───── INPUT ─────

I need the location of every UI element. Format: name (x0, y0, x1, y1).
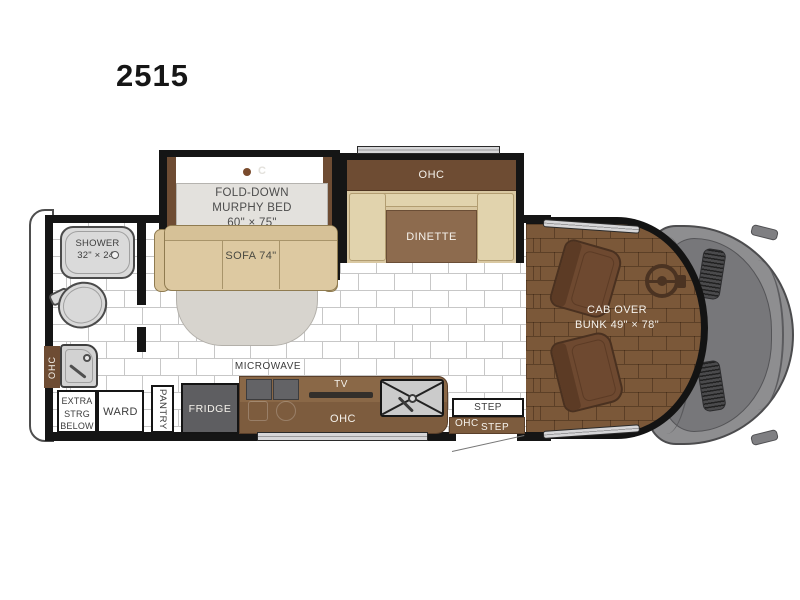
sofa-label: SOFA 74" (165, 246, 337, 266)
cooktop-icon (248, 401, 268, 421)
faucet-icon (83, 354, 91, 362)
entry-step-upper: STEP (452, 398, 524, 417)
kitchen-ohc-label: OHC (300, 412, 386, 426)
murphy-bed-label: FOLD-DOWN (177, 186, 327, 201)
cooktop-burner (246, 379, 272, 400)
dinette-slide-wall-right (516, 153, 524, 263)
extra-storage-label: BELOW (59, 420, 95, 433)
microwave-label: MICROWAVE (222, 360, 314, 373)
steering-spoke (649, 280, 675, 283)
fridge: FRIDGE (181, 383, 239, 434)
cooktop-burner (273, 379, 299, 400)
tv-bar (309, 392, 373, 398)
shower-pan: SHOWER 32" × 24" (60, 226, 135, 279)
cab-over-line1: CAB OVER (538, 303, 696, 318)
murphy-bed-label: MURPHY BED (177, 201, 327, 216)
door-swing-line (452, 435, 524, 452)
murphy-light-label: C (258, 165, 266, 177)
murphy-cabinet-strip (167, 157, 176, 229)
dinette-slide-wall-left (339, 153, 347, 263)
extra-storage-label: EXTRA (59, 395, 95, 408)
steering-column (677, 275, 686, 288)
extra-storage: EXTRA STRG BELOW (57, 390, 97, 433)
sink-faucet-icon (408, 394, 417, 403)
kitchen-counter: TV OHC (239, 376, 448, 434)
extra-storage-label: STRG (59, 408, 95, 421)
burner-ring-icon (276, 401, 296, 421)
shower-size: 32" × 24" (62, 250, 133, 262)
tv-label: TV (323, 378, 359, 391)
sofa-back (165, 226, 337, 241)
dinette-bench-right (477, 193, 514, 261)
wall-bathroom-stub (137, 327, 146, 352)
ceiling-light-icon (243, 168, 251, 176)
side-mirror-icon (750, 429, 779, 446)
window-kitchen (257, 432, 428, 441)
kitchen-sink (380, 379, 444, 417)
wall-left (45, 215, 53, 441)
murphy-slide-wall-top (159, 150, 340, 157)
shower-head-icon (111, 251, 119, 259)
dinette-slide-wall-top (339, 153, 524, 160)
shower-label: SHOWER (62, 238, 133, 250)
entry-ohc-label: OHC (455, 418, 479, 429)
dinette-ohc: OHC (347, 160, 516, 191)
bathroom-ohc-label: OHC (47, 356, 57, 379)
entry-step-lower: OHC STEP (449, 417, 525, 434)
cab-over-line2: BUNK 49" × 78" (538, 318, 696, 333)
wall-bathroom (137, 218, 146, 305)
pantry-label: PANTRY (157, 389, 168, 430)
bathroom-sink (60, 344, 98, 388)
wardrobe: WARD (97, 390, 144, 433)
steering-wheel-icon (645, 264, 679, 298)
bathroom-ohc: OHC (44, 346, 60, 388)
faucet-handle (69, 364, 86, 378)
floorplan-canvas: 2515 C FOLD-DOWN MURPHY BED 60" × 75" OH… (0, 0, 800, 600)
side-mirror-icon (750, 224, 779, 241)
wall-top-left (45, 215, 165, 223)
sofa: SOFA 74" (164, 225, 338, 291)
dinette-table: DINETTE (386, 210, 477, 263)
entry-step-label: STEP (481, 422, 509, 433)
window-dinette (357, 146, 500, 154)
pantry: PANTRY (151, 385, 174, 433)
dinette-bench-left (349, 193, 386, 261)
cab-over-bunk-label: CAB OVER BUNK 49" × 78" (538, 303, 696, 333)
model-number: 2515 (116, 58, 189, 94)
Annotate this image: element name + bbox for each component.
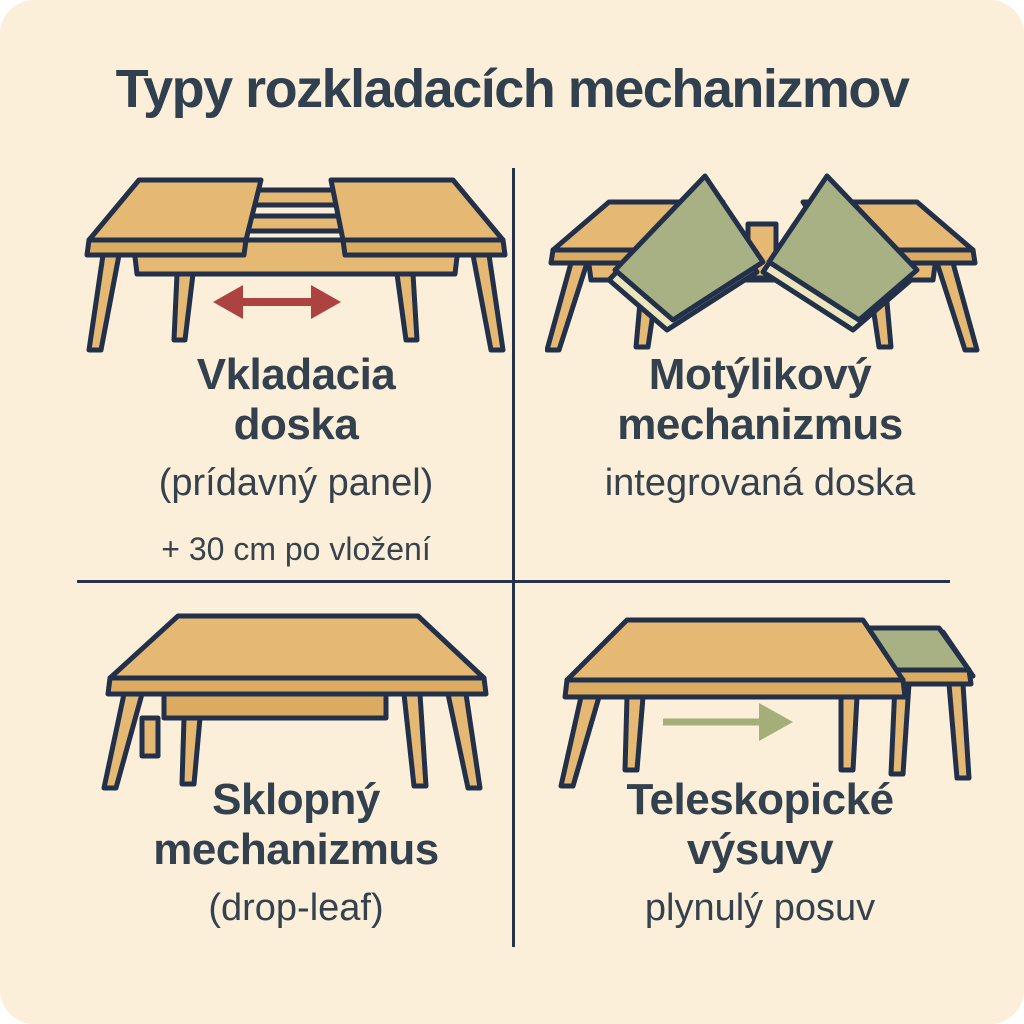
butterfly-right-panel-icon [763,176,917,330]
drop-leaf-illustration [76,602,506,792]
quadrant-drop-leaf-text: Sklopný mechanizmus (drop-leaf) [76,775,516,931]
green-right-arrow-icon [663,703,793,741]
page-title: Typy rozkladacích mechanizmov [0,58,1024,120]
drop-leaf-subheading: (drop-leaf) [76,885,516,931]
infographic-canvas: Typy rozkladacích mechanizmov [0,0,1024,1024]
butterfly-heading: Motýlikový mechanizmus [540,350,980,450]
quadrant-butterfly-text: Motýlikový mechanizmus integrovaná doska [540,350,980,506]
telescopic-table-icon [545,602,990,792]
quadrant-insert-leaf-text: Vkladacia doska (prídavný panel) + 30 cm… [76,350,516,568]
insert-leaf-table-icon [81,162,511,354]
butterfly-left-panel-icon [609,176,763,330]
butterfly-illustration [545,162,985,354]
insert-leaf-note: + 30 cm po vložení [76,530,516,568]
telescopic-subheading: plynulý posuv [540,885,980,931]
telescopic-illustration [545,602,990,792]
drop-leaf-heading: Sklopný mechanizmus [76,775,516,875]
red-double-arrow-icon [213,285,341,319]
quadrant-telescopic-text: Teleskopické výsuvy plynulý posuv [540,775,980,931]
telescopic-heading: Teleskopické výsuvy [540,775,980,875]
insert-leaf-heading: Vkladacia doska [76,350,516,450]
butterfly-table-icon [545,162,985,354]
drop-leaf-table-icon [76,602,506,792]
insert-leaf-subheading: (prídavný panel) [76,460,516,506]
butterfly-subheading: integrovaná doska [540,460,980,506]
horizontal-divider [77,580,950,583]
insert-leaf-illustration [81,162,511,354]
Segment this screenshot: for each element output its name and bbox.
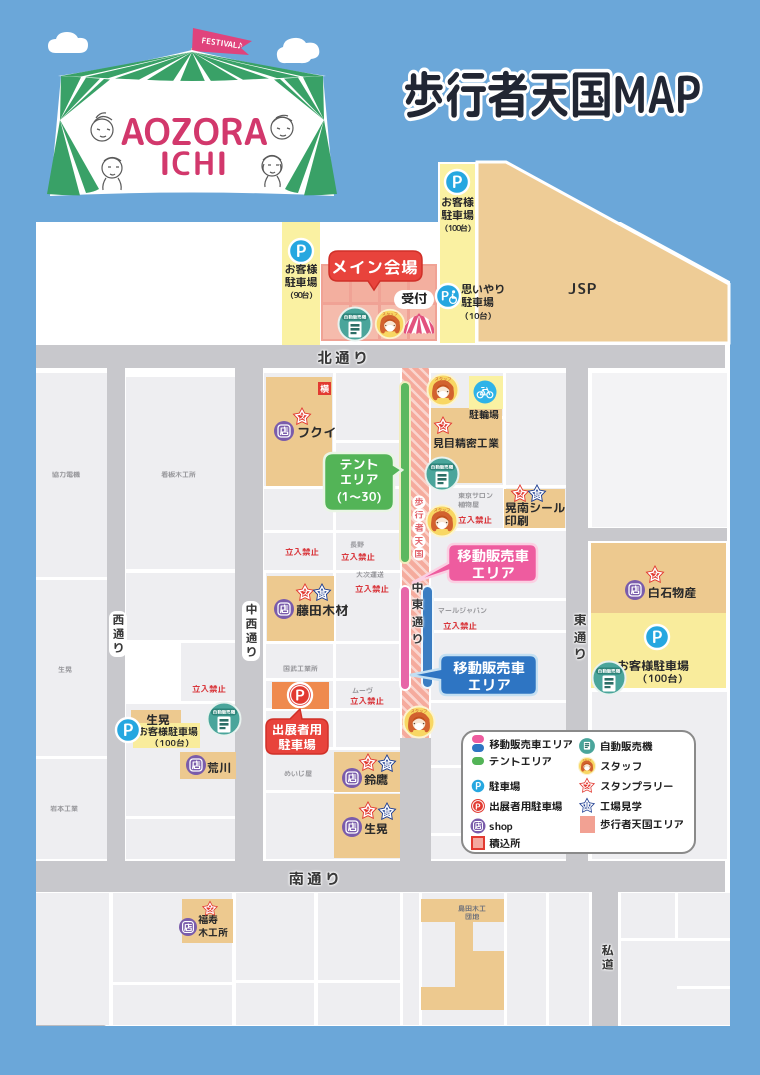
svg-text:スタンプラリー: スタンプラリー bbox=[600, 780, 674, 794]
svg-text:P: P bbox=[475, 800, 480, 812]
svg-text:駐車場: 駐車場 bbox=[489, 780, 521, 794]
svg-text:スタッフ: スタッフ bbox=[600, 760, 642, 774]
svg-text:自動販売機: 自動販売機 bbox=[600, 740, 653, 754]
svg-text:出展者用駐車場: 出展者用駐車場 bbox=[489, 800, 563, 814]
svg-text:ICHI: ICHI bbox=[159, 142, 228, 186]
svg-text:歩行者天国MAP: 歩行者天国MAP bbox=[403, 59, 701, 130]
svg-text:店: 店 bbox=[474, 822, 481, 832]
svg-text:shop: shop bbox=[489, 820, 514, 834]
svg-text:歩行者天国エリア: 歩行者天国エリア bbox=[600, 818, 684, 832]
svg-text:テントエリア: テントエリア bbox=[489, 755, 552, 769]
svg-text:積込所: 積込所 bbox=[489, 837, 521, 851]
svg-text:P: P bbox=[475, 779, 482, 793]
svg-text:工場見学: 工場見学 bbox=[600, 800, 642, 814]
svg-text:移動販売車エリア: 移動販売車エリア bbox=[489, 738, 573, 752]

─────

- _EXERCISE_
Convert every line of the items above into a Markdown table with the columns "No." and "Line", numbering the rows and skipping blank lines. Leave the pictures out of the table.

- _THE COMPLETED TASK_
| No. | Line |
|---|---|
| 1 | I need the location of every UI element. Format: name (x0, y0, x1, y1). |
| 2 | sofa-label: SOFA 74" (165, 246, 337, 266) |
| 3 | cooktop-icon (248, 401, 268, 421) |
| 4 | faucet-icon (83, 354, 91, 362) |
| 5 | entry-step-upper: STEP (452, 398, 524, 417) |
| 6 | kitchen-ohc-label: OHC (300, 412, 386, 426) |
| 7 | murphy-bed-label: FOLD-DOWN (177, 186, 327, 201) |
| 8 | cooktop-burner (246, 379, 272, 400) |
| 9 | dinette-slide-wall-right (516, 153, 524, 263) |
| 10 | extra-storage-label: BELOW (59, 420, 95, 433) |
| 11 | microwave-label: MICROWAVE (222, 360, 314, 373) |
| 12 | steering-spoke (649, 280, 675, 283) |
| 13 | fridge: FRIDGE (181, 383, 239, 434) |
| 14 | cooktop-burner (273, 379, 299, 400) |
| 15 | tv-bar (309, 392, 373, 398) |
| 16 | shower-pan: SHOWER 32" × 24" (60, 226, 135, 279) |
| 17 | cab-over-line1: CAB OVER (538, 303, 696, 318) |
| 18 | murphy-bed-label: MURPHY BED (177, 201, 327, 216) |
| 19 | door-swing-line (452, 435, 524, 452) |
| 20 | murphy-light-label: C (258, 165, 266, 177) |
| 21 | murphy-cabinet-strip (167, 157, 176, 229) |
| 22 | dinette-slide-wall-left (339, 153, 347, 263) |
| 23 | extra-storage-label: EXTRA (59, 395, 95, 408) |
| 24 | steering-column (677, 275, 686, 288) |
| 25 | extra-storage: EXTRA STRG BELOW (57, 390, 97, 433) |
| 26 | sink-faucet-icon (408, 394, 417, 403) |
| 27 | kitchen-counter: TV OHC (239, 376, 448, 434) |
| 28 | extra-storage-label: STRG (59, 408, 95, 421) |
| 29 | burner-ring-icon (276, 401, 296, 421) |
| 30 | shower-size: 32" × 24" (62, 250, 133, 262) |
| 31 | tv-label: TV (323, 378, 359, 391) |
| 32 | sofa-back (165, 226, 337, 241) |
| 33 | dinette-bench-right (477, 193, 514, 261) |
| 34 | wall-bathroom-stub (137, 327, 146, 352) |
| 35 | ceiling-light-icon (243, 168, 251, 176) |
| 36 | side-mirror-icon (750, 429, 779, 446) |
| 37 | window-kitchen (257, 432, 428, 441) |
| 38 | kitchen-sink (380, 379, 444, 417) |
| 39 | wall-left (45, 215, 53, 441) |
| 40 | murphy-slide-wall-top (159, 150, 340, 157) |
| 41 | shower-head-icon (111, 251, 119, 259) |
| 42 | dinette-slide-wall-top (339, 153, 524, 160) |
| 43 | shower-label: SHOWER (62, 238, 133, 250) |
| 44 | entry-ohc-label: OHC (455, 418, 479, 429) |
| 45 | dinette-ohc: OHC (347, 160, 516, 191) |
| 46 | bathroom-ohc-label: OHC (47, 356, 57, 379) |
| 47 | entry-step-lower: OHC STEP (449, 417, 525, 434) |
| 48 | cab-over-line2: BUNK 49" × 78" (538, 318, 696, 333) |
| 49 | wall-bathroom (137, 218, 146, 305) |
| 50 | pantry-label: PANTRY (157, 389, 168, 430) |
| 51 | bathroom-sink (60, 344, 98, 388) |
| 52 | wardrobe: WARD (97, 390, 144, 433) |
| 53 | steering-wheel-icon (645, 264, 679, 298) |
| 54 | bathroom-ohc: OHC (44, 346, 60, 388) |
| 55 | faucet-handle (69, 364, 86, 378) |
| 56 | floorplan-canvas: 2515 C FOLD-DOWN MURPHY BED 60" × 75" OH… (0, 0, 800, 600) |
| 57 | side-mirror-icon (750, 224, 779, 241) |
| 58 | wall-top-left (45, 215, 165, 223) |
| 59 | sofa: SOFA 74" (164, 225, 338, 291) |
| 60 | dinette-table: DINETTE (386, 210, 477, 263) |
| 61 | entry-step-label: STEP (481, 422, 509, 433) |
| 62 | window-dinette (357, 146, 500, 154) |
| 63 | pantry: PANTRY (151, 385, 174, 433) |
| 64 | dinette-bench-left (349, 193, 386, 261) |
| 65 | cab-over-bunk-label: CAB OVER BUNK 49" × 78" (538, 303, 696, 333) |
| 66 | model-number: 2515 (116, 58, 189, 94) |
| 67 | Annotate this image: element name + bbox for each component. |
| 68 | butterfly-right-panel-icon [763,176,917,330] |
| 69 | drop-leaf-illustration [76,602,506,792] |
| 70 | quadrant-drop-leaf-text: Sklopný mechanizmus (drop-leaf) [76,775,516,931] |
| 71 | green-right-arrow-icon [663,703,793,741] |
| 72 | page-title: Typy rozkladacích mechanizmov [0,58,1024,120] |
| 73 | drop-leaf-subheading: (drop-leaf) [76,885,516,931] |
| 74 | infographic-canvas: Typy rozkladacích mechanizmov [0,0,1024,1024] |
| 75 | butterfly-heading: Motýlikový mechanizmus [540,350,980,450] |
| 76 | quadrant-butterfly-text: Motýlikový mechanizmus integrovaná doska [540,350,980,506] |
| 77 | telescopic-table-icon [545,602,990,792] |
| 78 | quadrant-insert-leaf-text: Vkladacia doska (prídavný panel) + 30 cm… [76,350,516,568] |
| 79 | insert-leaf-table-icon [81,162,511,354] |
| 80 | butterfly-left-panel-icon [609,176,763,330] |
| 81 | butterfly-illustration [545,162,985,354] |
| 82 | insert-leaf-note: + 30 cm po vložení [76,530,516,568] |
| 83 | telescopic-subheading: plynulý posuv [540,885,980,931] |
| 84 | telescopic-illustration [545,602,990,792] |
| 85 | drop-leaf-heading: Sklopný mechanizmus [76,775,516,875] |
| 86 | red-double-arrow-icon [213,285,341,319] |
| 87 | quadrant-telescopic-text: Teleskopické výsuvy plynulý posuv [540,775,980,931] |
| 88 | telescopic-heading: Teleskopické výsuvy [540,775,980,875] |
| 89 | insert-leaf-heading: Vkladacia doska [76,350,516,450] |
| 90 | butterfly-table-icon [545,162,985,354] |
| 91 | drop-leaf-table-icon [76,602,506,792] |
| 92 | insert-leaf-subheading: (prídavný panel) [76,460,516,506] |
| 93 | butterfly-subheading: integrovaná doska [540,460,980,506] |
| 94 | horizontal-divider [77,580,950,583] |
| 95 | insert-leaf-illustration [81,162,511,354] |
| 96 | Segment this screenshot: for each element output its name and bbox. |
| 97 | svg-text:スタンプラリー: スタンプラリー bbox=[600, 780, 674, 794] |
| 98 | svg-text:P: P bbox=[475, 800, 480, 812] |
| 99 | svg-text:駐車場: 駐車場 bbox=[489, 780, 521, 794] |
| 100 | svg-text:スタッフ: スタッフ bbox=[600, 760, 642, 774] |
| 101 | svg-text:自動販売機: 自動販売機 bbox=[600, 740, 653, 754] |
| 102 | svg-text:出展者用駐車場: 出展者用駐車場 bbox=[489, 800, 563, 814] |
| 103 | svg-text:ICHI: ICHI bbox=[159, 142, 228, 186] |
| 104 | svg-text:歩行者天国MAP: 歩行者天国MAP bbox=[403, 59, 701, 130] |
| 105 | svg-text:店: 店 bbox=[474, 822, 481, 832] |
| 106 | svg-text:shop: shop bbox=[489, 820, 514, 834] |
| 107 | svg-text:歩行者天国エリア: 歩行者天国エリア bbox=[600, 818, 684, 832] |
| 108 | svg-text:テントエリア: テントエリア bbox=[489, 755, 552, 769] |
| 109 | svg-text:積込所: 積込所 bbox=[489, 837, 521, 851] |
| 110 | svg-text:P: P bbox=[475, 779, 482, 793] |
| 111 | svg-text:工場見学: 工場見学 bbox=[600, 800, 642, 814] |
| 112 | svg-text:移動販売車エリア: 移動販売車エリア bbox=[489, 738, 573, 752] |